Given task
Please output the records below in full, exactly as given, but without the images.

Input for this task
□ □ □ □ □ □ □

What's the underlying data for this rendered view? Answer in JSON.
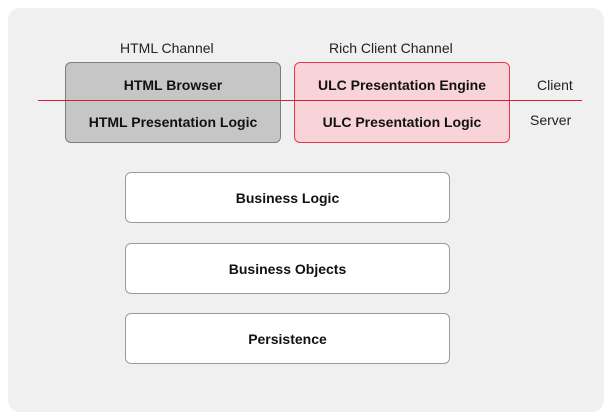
{
  "channels": {
    "html_title": "HTML Channel",
    "rich_title": "Rich Client Channel"
  },
  "tiers": {
    "client": "Client",
    "server": "Server"
  },
  "html_channel": {
    "top_box": "HTML Browser",
    "bottom_box": "HTML Presentation Logic"
  },
  "rich_channel": {
    "top_box": "ULC Presentation Engine",
    "bottom_box": "ULC Presentation Logic"
  },
  "layers": [
    {
      "label": "Business Logic"
    },
    {
      "label": "Business Objects"
    },
    {
      "label": "Persistence"
    }
  ],
  "colors": {
    "panel_background": "#f0f0f0",
    "html_box_fill": "#c6c6c6",
    "rich_box_fill": "#f8d4d8",
    "rich_box_border": "#e3384b",
    "tier_divider": "#d61f34",
    "layer_box_fill": "#ffffff"
  }
}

□ □ □ □ □ □ □

Response to this task
What's the underlying data for this rendered view? Answer in JSON.
{
  "channels": {
    "html_title": "HTML Channel",
    "rich_title": "Rich Client Channel"
  },
  "tiers": {
    "client": "Client",
    "server": "Server"
  },
  "html_channel": {
    "top_box": "HTML Browser",
    "bottom_box": "HTML Presentation Logic"
  },
  "rich_channel": {
    "top_box": "ULC Presentation Engine",
    "bottom_box": "ULC Presentation Logic"
  },
  "layers": [
    {
      "label": "Business Logic"
    },
    {
      "label": "Business Objects"
    },
    {
      "label": "Persistence"
    }
  ],
  "colors": {
    "panel_background": "#f0f0f0",
    "html_box_fill": "#c6c6c6",
    "rich_box_fill": "#f8d4d8",
    "rich_box_border": "#e3384b",
    "tier_divider": "#d61f34",
    "layer_box_fill": "#ffffff"
  }
}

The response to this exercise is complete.